**AIM**: Give, as a bare number, the count of lines that contain the word "βασιλεὺς".

(Data entries)

-----

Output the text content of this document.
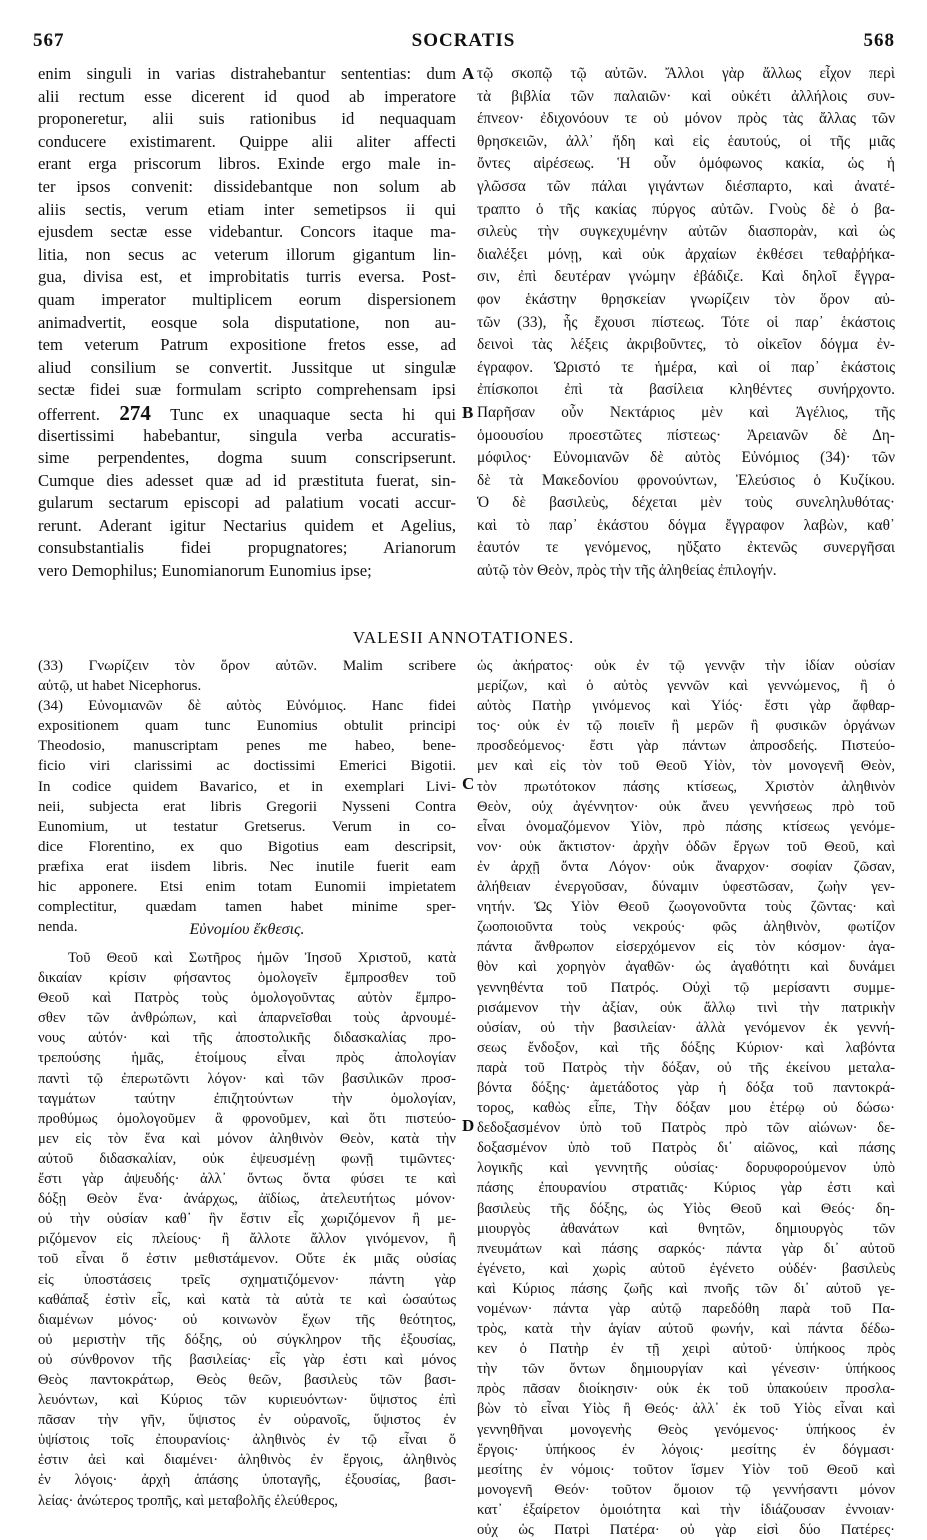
567	SOCRATIS	568
A
B
C
D
enim singuli in varias distrahebantur sententias: dum
alii rectum esse dicerent id quod ab imperatore
proponeretur, alii suis rationibus id nequaquam
conducere existimarent. Quippe alii aliter affecti
erant erga priscorum libros. Exinde ergo male in-
ter ipsos convenit: dissidebantque non solum ab
aliis sectis, verum etiam inter semetipsos ii qui
ejusdem sectæ esse videbantur. Concors itaque ma-
litia, non secus ac veterum illorum gigantum lin-
gua, divisa est, et improbitatis turris eversa. Post-
quam imperator multiplicem eorum dispersionem
animadvertit, eosque sola disputatione, non au-
tem veterum Patrum expositione fretos esse, ad
aliud consilium se convertit. Jussitque ut singulæ
sectæ fidei suæ formulam scripto comprehensam ipsi
offerrent. 274 Tunc ex unaquaque secta hi qui
disertissimi habebantur, singula verba accuratis-
sime perpendentes, dogma suum conscripserunt.
Cumque dies adesset quæ ad id præstituta fuerat, sin-
gularum sectarum episcopi ad palatium vocati accur-
rerunt. Aderant igitur Nectarius quidem et Agelius,
consubstantialis fidei propugnatores; Arianorum
vero Demophilus; Eunomianorum Eunomius ipse;
τῷ σκοπῷ τῷ αὐτῶν. Ἄλλοι γὰρ ἄλλως εἶχον περὶ
τὰ βιβλία τῶν παλαιῶν· καὶ οὐκέτι ἀλλήλοις συν-
έπνεον· ἐδιχονόουν τε οὐ μόνον πρὸς τὰς ἄλλας τῶν
θρησκειῶν, ἀλλ᾽ ἤδη καὶ εἰς ἑαυτούς, οἱ τῆς μιᾶς
ὄντες αἱρέσεως. Ἡ οὖν ὁμόφωνος κακία, ὡς ἡ
γλῶσσα τῶν πάλαι γιγάντων διέσπαρτο, καὶ ἀνατέ-
τραπτο ὁ τῆς κακίας πύργος αὐτῶν. Γνοὺς δὲ ὁ βα-
σιλεὺς τὴν συγκεχυμένην αὐτῶν διασπορὰν, καὶ ὡς
διαλέξει μόνῃ, καὶ οὐκ ἀρχαίων ἐκθέσει τεθαῤῥήκα-
σιν, ἐπὶ δευτέραν γνώμην ἐβάδιζε. Καὶ δηλοῖ ἔγγρα-
φον ἑκάστην θρησκείαν γνωρίζειν τὸν ὅρον αὐ-
τῶν (33), ἧς ἔχουσι πίστεως. Τότε οἱ παρ᾽ ἑκάστοις
δεινοὶ τὰς λέξεις ἀκριβοῦντες, τὸ οἰκεῖον δόγμα ἐν-
έγραφον. Ὡριστό τε ἡμέρα, καὶ οἱ παρ᾽ ἑκάστοις
ἐπίσκοποι ἐπὶ τὰ βασίλεια κληθέντες συνήρχοντο.
Παρῆσαν οὖν Νεκτάριος μὲν καὶ Ἀγέλιος, τῆς
ὁμοουσίου προεστῶτες πίστεως· Ἀρειανῶν δὲ Δη-
μόφιλος· Εὐνομιανῶν δὲ αὐτὸς Εὐνόμιος (34)· τῶν
δὲ τὰ Μακεδονίου φρονούντων, Ἐλεύσιος ὁ Κυζίκου.
Ὁ δὲ βασιλεὺς, δέχεται μὲν τοὺς συνεληλυθότας·
καὶ τὸ παρ᾽ ἑκάστου δόγμα ἔγγραφον λαβὼν, καθ᾽
ἑαυτόν τε γενόμενος, ηὔξατο ἐκτενῶς συνεργῆσαι
αὐτῷ τὸν Θεὸν, πρὸς τὴν τῆς ἀληθείας ἐπιλογήν.
VALESII ANNOTATIONES.
(33) Γνωρίζειν τὸν ὅρον αὐτῶν. Malim scribere
αὐτῷ, ut habet Nicephorus.
(34) Εὐνομιανῶν δὲ αὐτὸς Εὐνόμιος. Hanc fidei
expositionem quam tunc Eunomius obtulit principi
Theodosio, manuscriptam penes me habeo, bene-
ficio viri clarissimi ac doctissimi Emerici Bigotii.
In codice quidem Bavarico, et in exemplari Livi-
neii, subjecta erat libris Gregorii Nysseni Contra
Eunomium, ut testatur Gretserus. Verum in co-
dice Florentino, ex quo Bigotius eam descripsit,
præfixa erat iisdem libris. Nec inutile fuerit eam
hic apponere. Etsi enim totam Eunomii impietatem
complectitur, quædam tamen habet minime sper-
nenda.	Εὐνομίου ἔκθεσις.
Τοῦ Θεοῦ καὶ Σωτῆρος ἡμῶν Ἰησοῦ Χριστοῦ, κατὰ
δικαίαν κρίσιν φήσαντος ὁμολογεῖν ἔμπροσθεν τοῦ
Θεοῦ καὶ Πατρὸς τοὺς ὁμολογοῦντας αὐτὸν ἔμπρο-
σθεν τῶν ἀνθρώπων, καὶ ἀπαρνεῖσθαι τοὺς ἀρνουμέ-
νους αὐτόν· καὶ τῆς ἀποστολικῆς διδασκαλίας προ-
τρεπούσης ἡμᾶς, ἑτοίμους εἶναι πρὸς ἀπολογίαν
παντὶ τῷ ἐπερωτῶντι λόγον· καὶ τῶν βασιλικῶν προσ-
ταγμάτων ταύτην ἐπιζητούντων τὴν ὁμολογίαν,
προθύμως ὁμολογοῦμεν ἃ φρονοῦμεν, καὶ ὅτι πιστεύο-
μεν εἰς τὸν ἕνα καὶ μόνον ἀληθινὸν Θεὸν, κατὰ τὴν
αὐτοῦ διδασκαλίαν, οὐκ ἐψευσμένῃ φωνῇ τιμῶντες·
ἔστι γὰρ ἀψευδής· ἀλλ᾽ ὄντως ὄντα φύσει τε καὶ
δόξῃ Θεὸν ἕνα· ἀνάρχως, ἀϊδίως, ἀτελευτήτως μόνον·
οὐ τὴν οὐσίαν καθ᾽ ἣν ἔστιν εἷς χωριζόμενον ἢ με-
ριζόμενον εἰς πλείους· ἢ ἄλλοτε ἄλλον γινόμενον, ἢ
τοῦ εἶναι ὅ ἐστιν μεθιστάμενον. Οὔτε ἐκ μιᾶς οὐσίας
εἰς ὑποστάσεις τρεῖς σχηματιζόμενον· πάντη γὰρ
καθάπαξ ἐστὶν εἷς, καὶ κατὰ τὰ αὐτὰ τε καὶ ὡσαύτως
διαμένων μόνος· οὐ κοινωνὸν ἔχων τῆς θεότητος,
οὐ μεριστὴν τῆς δόξης, οὐ σύγκληρον τῆς ἐξουσίας,
οὐ σύνθρονον τῆς βασιλείας· εἷς γὰρ ἐστι καὶ μόνος
Θεὸς παντοκράτωρ, Θεὸς θεῶν, βασιλεὺς τῶν βασι-
λευόντων, καὶ Κύριος τῶν κυριευόντων· ὕψιστος ἐπὶ
πᾶσαν τὴν γῆν, ὕψιστος ἐν οὐρανοῖς, ὕψιστος ἐν
ὑψίστοις τοῖς ἐπουρανίοις· ἀληθινὸς ἐν τῷ εἶναι ὅ
ἐστιν ἀεὶ καὶ διαμένει· ἀληθινὸς ἐν ἔργοις, ἀληθινὸς
ἐν λόγοις· ἀρχὴ ἁπάσης ὑποταγῆς, ἐξουσίας, βασι-
λείας· ἀνώτερος τροπῆς, καὶ μεταβολῆς ἐλεύθερος,
ὡς ἀκήρατος· οὐκ ἐν τῷ γεννᾷν τὴν ἰδίαν οὐσίαν
μερίζων, καὶ ὁ αὐτὸς γεννῶν καὶ γεννώμενος, ἢ ὁ
αὐτὸς Πατὴρ γινόμενος καὶ Υἱός· ἔστι γὰρ ἄφθαρ-
τος· οὐκ ἐν τῷ ποιεῖν ἢ μερῶν ἢ φυσικῶν ὀργάνων
προσδεόμενος· ἔστι γὰρ πάντων ἀπροσδεής. Πιστεύο-
μεν καὶ εἰς τὸν τοῦ Θεοῦ Υἱὸν, τὸν μονογενῆ Θεὸν,
τὸν πρωτότοκον πάσης κτίσεως, Χριστὸν ἀληθινὸν
Θεὸν, οὐχ ἀγέννητον· οὐκ ἄνευ γεννήσεως πρὸ τοῦ
εἶναι ὀνομαζόμενον Υἱὸν, πρὸ πάσης κτίσεως γενόμε-
νον· οὐκ ἄκτιστον· ἀρχὴν ὁδῶν ἔργων τοῦ Θεοῦ, καὶ
ἐν ἀρχῇ ὄντα Λόγον· οὐκ ἄναρχον· σοφίαν ζῶσαν,
ἀλήθειαν ἐνεργοῦσαν, δύναμιν ὑφεστῶσαν, ζωὴν γεν-
νητήν. Ὡς Υἱὸν Θεοῦ ζωογονοῦντα τοὺς ζῶντας· καὶ
ζωοποιοῦντα τοὺς νεκρούς· φῶς ἀληθινὸν, φωτίζον
πάντα ἄνθρωπον εἰσερχόμενον εἰς τὸν κόσμον· ἀγα-
θὸν καὶ χορηγὸν ἀγαθῶν· ὡς ἀγαθότητι καὶ δυνάμει
γεννηθέντα τοῦ Πατρός. Οὐχὶ τῷ μερίσαντι συμμε-
ρισάμενον τὴν ἀξίαν, οὐκ ἄλλῳ τινὶ τὴν πατρικὴν
οὐσίαν, οὐ τὴν βασιλείαν· ἀλλὰ γενόμενον ἐκ γεννή-
σεως ἔνδοξον, καὶ τῆς δόξης Κύριον· καὶ λαβόντα
παρὰ τοῦ Πατρὸς τὴν δόξαν, οὐ τῆς ἐκείνου μεταλα-
βόντα δόξης· ἀμετάδοτος γὰρ ἡ δόξα τοῦ παντοκρά-
τορος, καθὼς εἶπε, Τὴν δόξαν μου ἑτέρῳ οὐ δώσω·
δεδοξασμένον ὑπὸ τοῦ Πατρὸς πρὸ τῶν αἰώνων· δε-
δοξασμένον ὑπὸ τοῦ Πατρὸς δι᾽ αἰῶνος, καὶ πάσης
λογικῆς καὶ γεννητῆς οὐσίας· δορυφορούμενον ὑπὸ
πάσης ἐπουρανίου στρατιᾶς· Κύριος γὰρ ἐστι καὶ
βασιλεὺς τῆς δόξης, ὡς Υἱὸς Θεοῦ καὶ Θεός· δη-
μιουργὸς ἀθανάτων καὶ θνητῶν, δημιουργὸς τῶν
πνευμάτων καὶ πάσης σαρκός· πάντα γὰρ δι᾽ αὐτοῦ
ἐγένετο, καὶ χωρὶς αὐτοῦ ἐγένετο οὐδέν· βασιλεὺς
καὶ Κύριος πάσης ζωῆς καὶ πνοῆς τῶν δι᾽ αὐτοῦ γε-
νομένων· πάντα γὰρ αὐτῷ παρεδόθη παρὰ τοῦ Πα-
τρὸς, κατὰ τὴν ἁγίαν αὐτοῦ φωνήν, καὶ πάντα δέδω-
κεν ὁ Πατὴρ ἐν τῇ χειρὶ αὐτοῦ· ὑπήκοος πρὸς
τὴν τῶν ὄντων δημιουργίαν καὶ γένεσιν· ὑπήκοος
πρὸς πᾶσαν διοίκησιν· οὐκ ἐκ τοῦ ὑπακούειν προσλα-
βὼν τὸ εἶναι Υἱὸς ἢ Θεός· ἀλλ᾽ ἐκ τοῦ Υἱὸς εἶναι καὶ
γεννηθῆναι μονογενὴς Θεὸς γενόμενος· ὑπήκοος ἐν
ἔργοις· ὑπήκοος ἐν λόγοις· μεσίτης ἐν δόγμασι·
μεσίτης ἐν νόμοις· τοῦτον ἴσμεν Υἱὸν τοῦ Θεοῦ καὶ
μονογενῆ Θεόν· τοῦτον ὅμοιον τῷ γεννήσαντι μόνον
κατ᾽ ἐξαίρετον ὁμοιότητα καὶ τὴν ἰδιάζουσαν ἐννοιαν·
οὐχ ὡς Πατρὶ Πατέρα· οὐ γὰρ εἰσὶ δύο Πατέρες·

-----

**WORKED SOLUTION**: 4